··· Records provided
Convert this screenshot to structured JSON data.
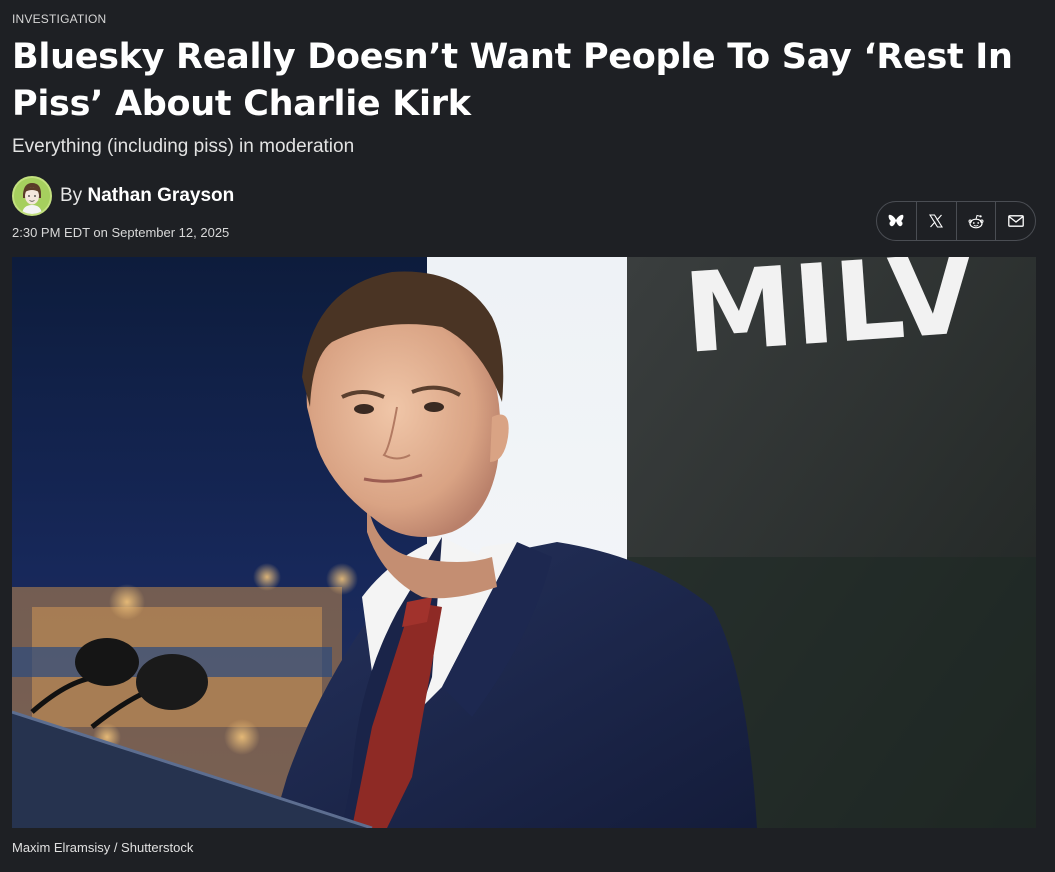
{
  "article": {
    "category": "INVESTIGATION",
    "headline": "Bluesky Really Doesn’t Want People To Say ‘Rest In Piss’ About Charlie Kirk",
    "subhead": "Everything (including piss) in moderation",
    "byline_prefix": "By",
    "author": "Nathan Grayson",
    "timestamp": "2:30 PM EDT on September 12, 2025",
    "image_caption": "Maxim Elramsisy / Shutterstock",
    "image_sign_text": "MILV"
  },
  "share": {
    "buttons": [
      {
        "name": "bluesky",
        "icon": "butterfly-icon"
      },
      {
        "name": "x",
        "icon": "x-logo-icon"
      },
      {
        "name": "reddit",
        "icon": "reddit-icon"
      },
      {
        "name": "email",
        "icon": "envelope-icon"
      }
    ]
  },
  "colors": {
    "background": "#1e2024",
    "headline": "#ffffff",
    "avatar_bg": "#a6cf5e",
    "suit": "#1b2547",
    "tie": "#8e2a25"
  }
}
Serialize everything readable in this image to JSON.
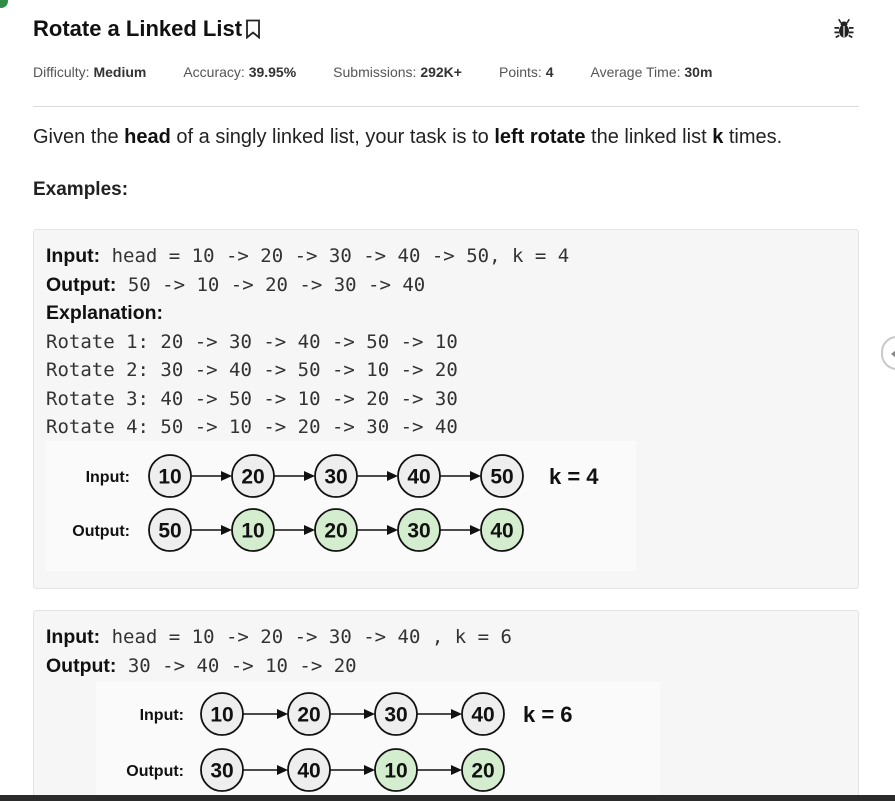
{
  "problem": {
    "title": "Rotate a Linked List",
    "meta": [
      {
        "label": "Difficulty:",
        "value": "Medium"
      },
      {
        "label": "Accuracy:",
        "value": "39.95%"
      },
      {
        "label": "Submissions:",
        "value": "292K+"
      },
      {
        "label": "Points:",
        "value": "4"
      },
      {
        "label": "Average Time:",
        "value": "30m"
      }
    ],
    "statement": {
      "t1": "Given the ",
      "b1": "head",
      "t2": " of a singly linked list, your task is to ",
      "b2": "left rotate",
      "t3": " the linked list ",
      "b3": "k",
      "t4": " times."
    },
    "examples_title": "Examples:"
  },
  "example1": {
    "input_label": "Input:",
    "input_value": " head = 10 -> 20 -> 30 -> 40 -> 50, k = 4",
    "output_label": "Output:",
    "output_value": " 50 -> 10 -> 20 -> 30 -> 40",
    "explanation_label": "Explanation:",
    "lines": [
      "Rotate 1: 20 -> 30 -> 40 -> 50 -> 10",
      "Rotate 2: 30 -> 40 -> 50 -> 10 -> 20",
      "Rotate 3: 40 -> 50 -> 10 -> 20 -> 30",
      "Rotate 4: 50 -> 10 -> 20 -> 30 -> 40"
    ],
    "diagram": {
      "input_label": "Input:",
      "output_label": "Output:",
      "input_nodes": [
        "10",
        "20",
        "30",
        "40",
        "50"
      ],
      "output_nodes": [
        "50",
        "10",
        "20",
        "30",
        "40"
      ],
      "output_highlighted": [
        false,
        true,
        true,
        true,
        true
      ],
      "k_text": "k = 4"
    }
  },
  "example2": {
    "input_label": "Input:",
    "input_value": " head = 10 -> 20 -> 30 -> 40 , k = 6",
    "output_label": "Output:",
    "output_value": " 30 -> 40 -> 10 -> 20",
    "diagram": {
      "input_label": "Input:",
      "output_label": "Output:",
      "input_nodes": [
        "10",
        "20",
        "30",
        "40"
      ],
      "output_nodes": [
        "30",
        "40",
        "10",
        "20"
      ],
      "output_highlighted": [
        false,
        false,
        true,
        true
      ],
      "k_text": "k = 6"
    }
  },
  "colors": {
    "node_fill": "#eeeeee",
    "node_highlight": "#d4edcf",
    "brand_green": "#2f8d46"
  },
  "icons": [
    "bookmark-icon",
    "bug-icon"
  ]
}
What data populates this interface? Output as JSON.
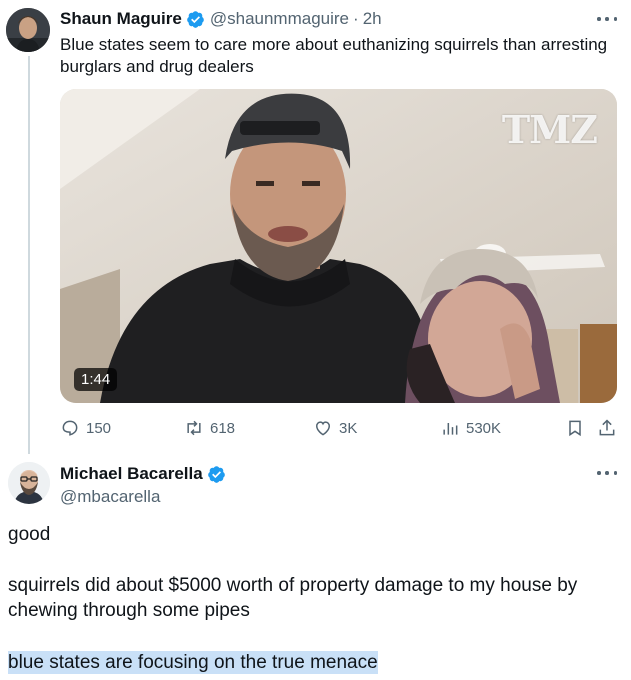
{
  "tweet1": {
    "author_name": "Shaun Maguire",
    "handle": "@shaunmmaguire",
    "separator": "·",
    "time": "2h",
    "text": "Blue states seem to care more about euthanizing squirrels than arresting burglars and drug dealers",
    "video": {
      "duration": "1:44",
      "watermark": "TMZ"
    },
    "stats": {
      "replies": "150",
      "retweets": "618",
      "likes": "3K",
      "views": "530K"
    }
  },
  "tweet2": {
    "author_name": "Michael Bacarella",
    "handle": "@mbacarella",
    "paragraphs": [
      "good",
      "squirrels did about $5000 worth of property damage to my house by chewing through some pipes",
      "blue states are focusing on the true menace"
    ]
  },
  "colors": {
    "verified_blue": "#1d9bf0",
    "text_primary": "#0f1419",
    "text_secondary": "#536471",
    "thread_line": "#cfd9de",
    "selection_highlight": "#c9e0f7"
  },
  "icons": [
    "verified-badge-icon",
    "more-icon",
    "reply-icon",
    "retweet-icon",
    "like-icon",
    "views-icon",
    "bookmark-icon",
    "share-icon"
  ]
}
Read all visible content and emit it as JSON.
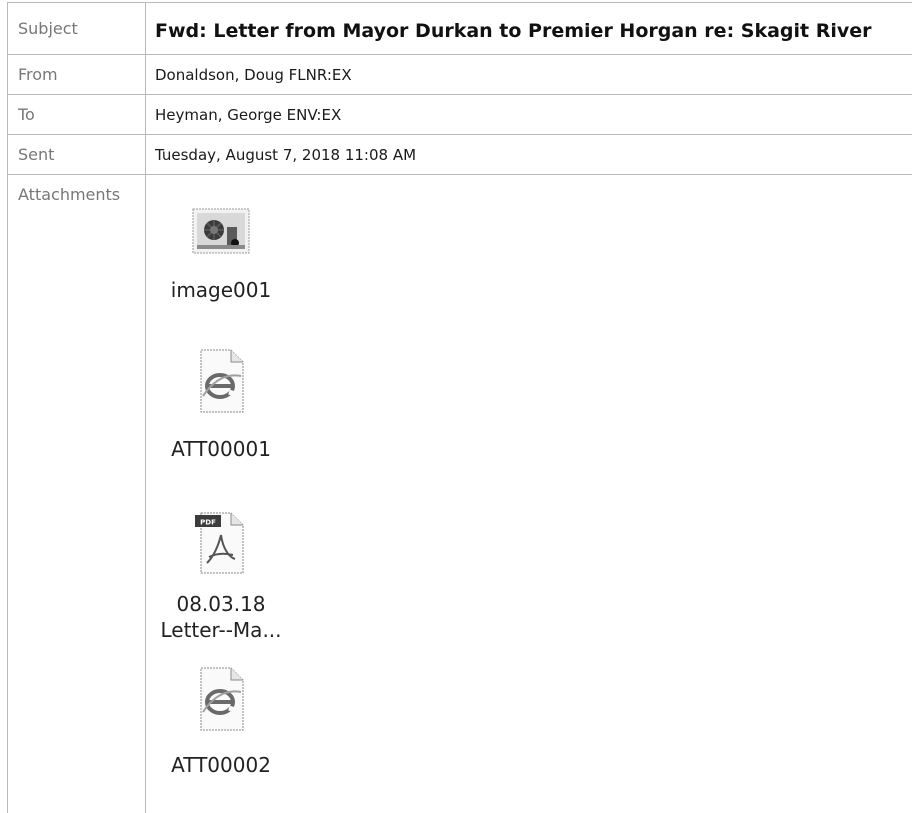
{
  "header": {
    "subject_label": "Subject",
    "subject_value": "Fwd: Letter from Mayor Durkan to Premier Horgan re: Skagit River",
    "from_label": "From",
    "from_value": "Donaldson, Doug FLNR:EX",
    "to_label": "To",
    "to_value": "Heyman, George ENV:EX",
    "sent_label": "Sent",
    "sent_value": "Tuesday, August 7, 2018 11:08 AM",
    "attachments_label": "Attachments"
  },
  "attachments": [
    {
      "name": "image001",
      "icon": "image-file-icon"
    },
    {
      "name": "ATT00001",
      "icon": "html-file-icon"
    },
    {
      "name_line1": "08.03.18",
      "name_line2": "Letter--Ma...",
      "icon": "pdf-file-icon"
    },
    {
      "name": "ATT00002",
      "icon": "html-file-icon"
    }
  ]
}
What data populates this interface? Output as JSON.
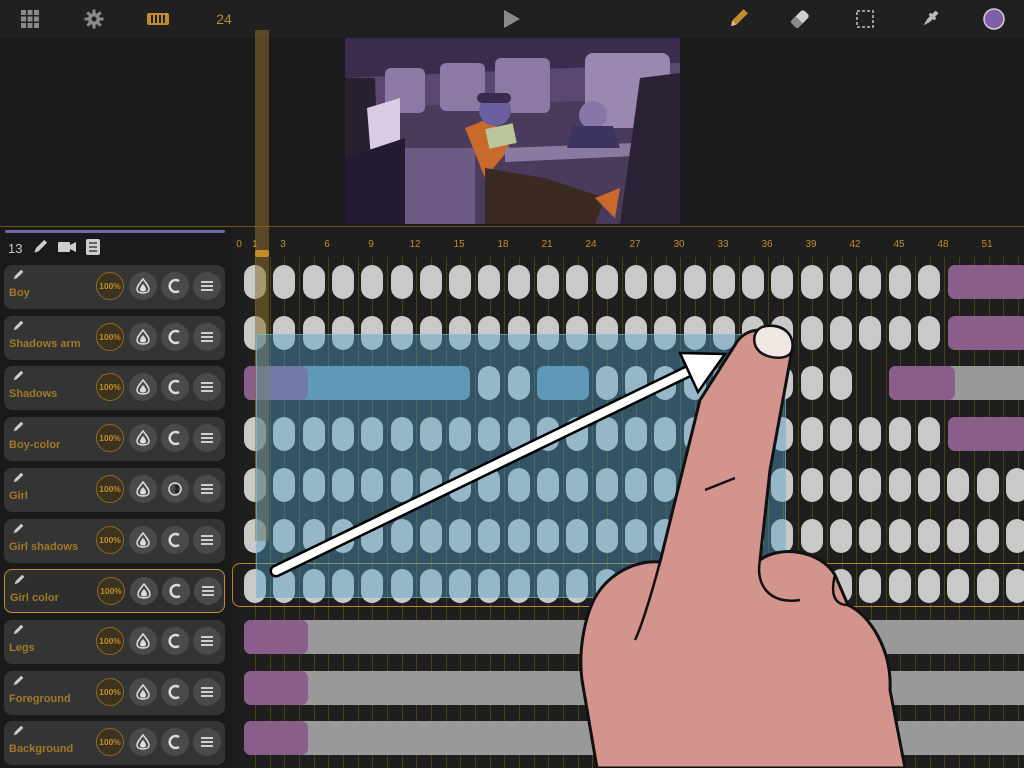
{
  "toolbar": {
    "fps": "24",
    "icons": [
      "grid-icon",
      "gear-icon",
      "filmstrip-icon",
      "play-icon",
      "pencil-icon",
      "eraser-icon",
      "selection-icon",
      "eyedropper-icon",
      "color-swatch-icon"
    ],
    "color_swatch": "#7f5faa"
  },
  "layers_panel": {
    "count": "13",
    "opacity_label": "100%",
    "layers": [
      {
        "name": "Boy"
      },
      {
        "name": "Shadows arm"
      },
      {
        "name": "Shadows"
      },
      {
        "name": "Boy-color"
      },
      {
        "name": "Girl"
      },
      {
        "name": "Girl shadows"
      },
      {
        "name": "Girl color",
        "selected": true
      },
      {
        "name": "Legs"
      },
      {
        "name": "Foreground"
      },
      {
        "name": "Background"
      }
    ]
  },
  "timeline": {
    "ruler_ticks": [
      "0",
      "1",
      "3",
      "6",
      "9",
      "12",
      "15",
      "18",
      "21",
      "24",
      "27",
      "30",
      "33",
      "36",
      "39",
      "42",
      "45",
      "48",
      "51"
    ],
    "current_frame": "1"
  },
  "colors": {
    "accent": "#c08d2a",
    "selection": "#50a0c8",
    "background": "#1c1c1c"
  }
}
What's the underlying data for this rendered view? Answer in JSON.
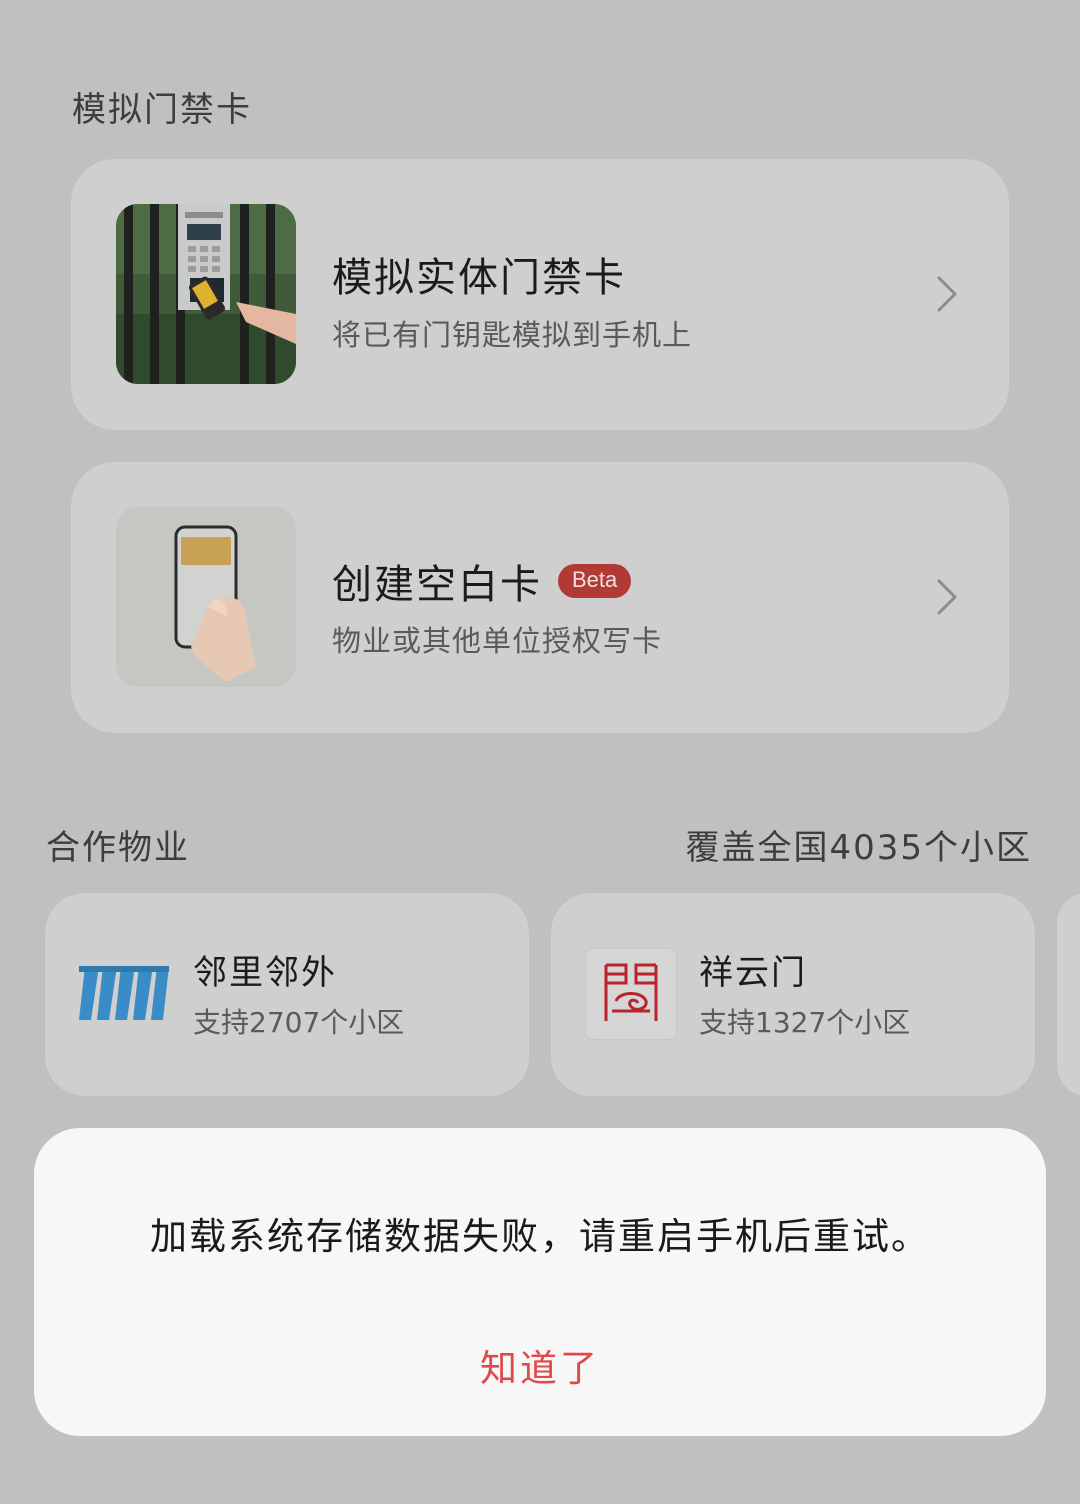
{
  "section": {
    "title": "模拟门禁卡"
  },
  "cards": [
    {
      "title": "模拟实体门禁卡",
      "subtitle": "将已有门钥匙模拟到手机上"
    },
    {
      "title": "创建空白卡",
      "badge": "Beta",
      "subtitle": "物业或其他单位授权写卡"
    }
  ],
  "partners": {
    "title": "合作物业",
    "coverage": "覆盖全国4035个小区",
    "items": [
      {
        "name": "邻里邻外",
        "desc": "支持2707个小区"
      },
      {
        "name": "祥云门",
        "desc": "支持1327个小区"
      }
    ]
  },
  "dialog": {
    "message": "加载系统存储数据失败，请重启手机后重试。",
    "confirm_label": "知道了"
  },
  "colors": {
    "background": "#c0c0c0",
    "card": "#cfcfcf",
    "badge": "#b23a35",
    "accent_red": "#e0494a"
  }
}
······
Collect from the data above every line that includes "this".

Output of the task:
Convert this screenshot to structured JSON data.
Serialize everything readable in this image to JSON.
What data populates this interface? Output as JSON.
What data populates this interface? Output as JSON.
What's the underlying data for this rendered view? Answer in JSON.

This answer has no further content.